- _Provided records_:
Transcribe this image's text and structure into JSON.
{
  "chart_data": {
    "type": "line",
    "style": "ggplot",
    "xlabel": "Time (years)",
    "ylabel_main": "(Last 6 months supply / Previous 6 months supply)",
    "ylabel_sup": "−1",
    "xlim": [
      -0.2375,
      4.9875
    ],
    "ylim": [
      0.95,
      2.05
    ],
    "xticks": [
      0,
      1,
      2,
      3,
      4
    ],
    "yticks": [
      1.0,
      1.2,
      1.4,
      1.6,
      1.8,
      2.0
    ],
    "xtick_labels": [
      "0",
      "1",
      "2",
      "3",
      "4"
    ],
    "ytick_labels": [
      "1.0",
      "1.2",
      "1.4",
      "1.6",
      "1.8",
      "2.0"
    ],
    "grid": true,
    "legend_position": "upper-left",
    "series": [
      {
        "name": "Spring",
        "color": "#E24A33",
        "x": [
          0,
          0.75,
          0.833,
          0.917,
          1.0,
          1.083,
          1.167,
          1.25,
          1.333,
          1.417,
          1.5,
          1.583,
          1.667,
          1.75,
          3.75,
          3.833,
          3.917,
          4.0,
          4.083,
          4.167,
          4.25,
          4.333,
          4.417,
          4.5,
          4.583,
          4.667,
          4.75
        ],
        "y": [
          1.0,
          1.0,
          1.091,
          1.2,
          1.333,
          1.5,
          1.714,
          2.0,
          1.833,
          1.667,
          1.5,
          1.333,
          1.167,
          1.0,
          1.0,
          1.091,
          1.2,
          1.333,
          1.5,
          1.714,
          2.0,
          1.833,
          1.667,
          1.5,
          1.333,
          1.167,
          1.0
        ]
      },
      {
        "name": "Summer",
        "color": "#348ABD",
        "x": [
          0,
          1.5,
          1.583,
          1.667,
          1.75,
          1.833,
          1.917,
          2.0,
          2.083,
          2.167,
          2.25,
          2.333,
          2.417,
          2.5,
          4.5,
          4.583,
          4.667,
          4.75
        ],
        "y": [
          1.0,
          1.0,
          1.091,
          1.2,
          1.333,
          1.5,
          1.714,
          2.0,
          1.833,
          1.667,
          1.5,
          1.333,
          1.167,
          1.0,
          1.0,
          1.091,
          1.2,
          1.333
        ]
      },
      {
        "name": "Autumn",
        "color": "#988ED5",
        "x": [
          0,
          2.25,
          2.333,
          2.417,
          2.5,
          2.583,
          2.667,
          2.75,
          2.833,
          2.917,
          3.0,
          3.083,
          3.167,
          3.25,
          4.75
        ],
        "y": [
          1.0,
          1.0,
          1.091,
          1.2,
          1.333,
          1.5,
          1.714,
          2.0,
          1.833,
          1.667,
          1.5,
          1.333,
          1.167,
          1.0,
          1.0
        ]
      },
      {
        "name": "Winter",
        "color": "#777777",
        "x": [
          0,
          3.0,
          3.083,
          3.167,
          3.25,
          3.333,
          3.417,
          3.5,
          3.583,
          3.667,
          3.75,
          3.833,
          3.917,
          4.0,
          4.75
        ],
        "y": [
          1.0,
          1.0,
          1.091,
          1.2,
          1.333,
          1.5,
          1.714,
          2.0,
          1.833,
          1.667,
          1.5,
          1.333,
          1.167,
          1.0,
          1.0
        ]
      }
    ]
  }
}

- _The problem_:
Copy every line verbatim.

- _Finished task_:
Transcribe this image's text and structure into JSON.
{
  "chart_data": {
    "type": "line",
    "style": "ggplot",
    "xlabel": "Time (years)",
    "ylabel_main": "(Last 6 months supply / Previous 6 months supply)",
    "ylabel_sup": "−1",
    "xlim": [
      -0.2375,
      4.9875
    ],
    "ylim": [
      0.95,
      2.05
    ],
    "xticks": [
      0,
      1,
      2,
      3,
      4
    ],
    "yticks": [
      1.0,
      1.2,
      1.4,
      1.6,
      1.8,
      2.0
    ],
    "xtick_labels": [
      "0",
      "1",
      "2",
      "3",
      "4"
    ],
    "ytick_labels": [
      "1.0",
      "1.2",
      "1.4",
      "1.6",
      "1.8",
      "2.0"
    ],
    "grid": true,
    "legend_position": "upper-left",
    "series": [
      {
        "name": "Spring",
        "color": "#E24A33",
        "x": [
          0,
          0.75,
          0.833,
          0.917,
          1.0,
          1.083,
          1.167,
          1.25,
          1.333,
          1.417,
          1.5,
          1.583,
          1.667,
          1.75,
          3.75,
          3.833,
          3.917,
          4.0,
          4.083,
          4.167,
          4.25,
          4.333,
          4.417,
          4.5,
          4.583,
          4.667,
          4.75
        ],
        "y": [
          1.0,
          1.0,
          1.091,
          1.2,
          1.333,
          1.5,
          1.714,
          2.0,
          1.833,
          1.667,
          1.5,
          1.333,
          1.167,
          1.0,
          1.0,
          1.091,
          1.2,
          1.333,
          1.5,
          1.714,
          2.0,
          1.833,
          1.667,
          1.5,
          1.333,
          1.167,
          1.0
        ]
      },
      {
        "name": "Summer",
        "color": "#348ABD",
        "x": [
          0,
          1.5,
          1.583,
          1.667,
          1.75,
          1.833,
          1.917,
          2.0,
          2.083,
          2.167,
          2.25,
          2.333,
          2.417,
          2.5,
          4.5,
          4.583,
          4.667,
          4.75
        ],
        "y": [
          1.0,
          1.0,
          1.091,
          1.2,
          1.333,
          1.5,
          1.714,
          2.0,
          1.833,
          1.667,
          1.5,
          1.333,
          1.167,
          1.0,
          1.0,
          1.091,
          1.2,
          1.333
        ]
      },
      {
        "name": "Autumn",
        "color": "#988ED5",
        "x": [
          0,
          2.25,
          2.333,
          2.417,
          2.5,
          2.583,
          2.667,
          2.75,
          2.833,
          2.917,
          3.0,
          3.083,
          3.167,
          3.25,
          4.75
        ],
        "y": [
          1.0,
          1.0,
          1.091,
          1.2,
          1.333,
          1.5,
          1.714,
          2.0,
          1.833,
          1.667,
          1.5,
          1.333,
          1.167,
          1.0,
          1.0
        ]
      },
      {
        "name": "Winter",
        "color": "#777777",
        "x": [
          0,
          3.0,
          3.083,
          3.167,
          3.25,
          3.333,
          3.417,
          3.5,
          3.583,
          3.667,
          3.75,
          3.833,
          3.917,
          4.0,
          4.75
        ],
        "y": [
          1.0,
          1.0,
          1.091,
          1.2,
          1.333,
          1.5,
          1.714,
          2.0,
          1.833,
          1.667,
          1.5,
          1.333,
          1.167,
          1.0,
          1.0
        ]
      }
    ]
  }
}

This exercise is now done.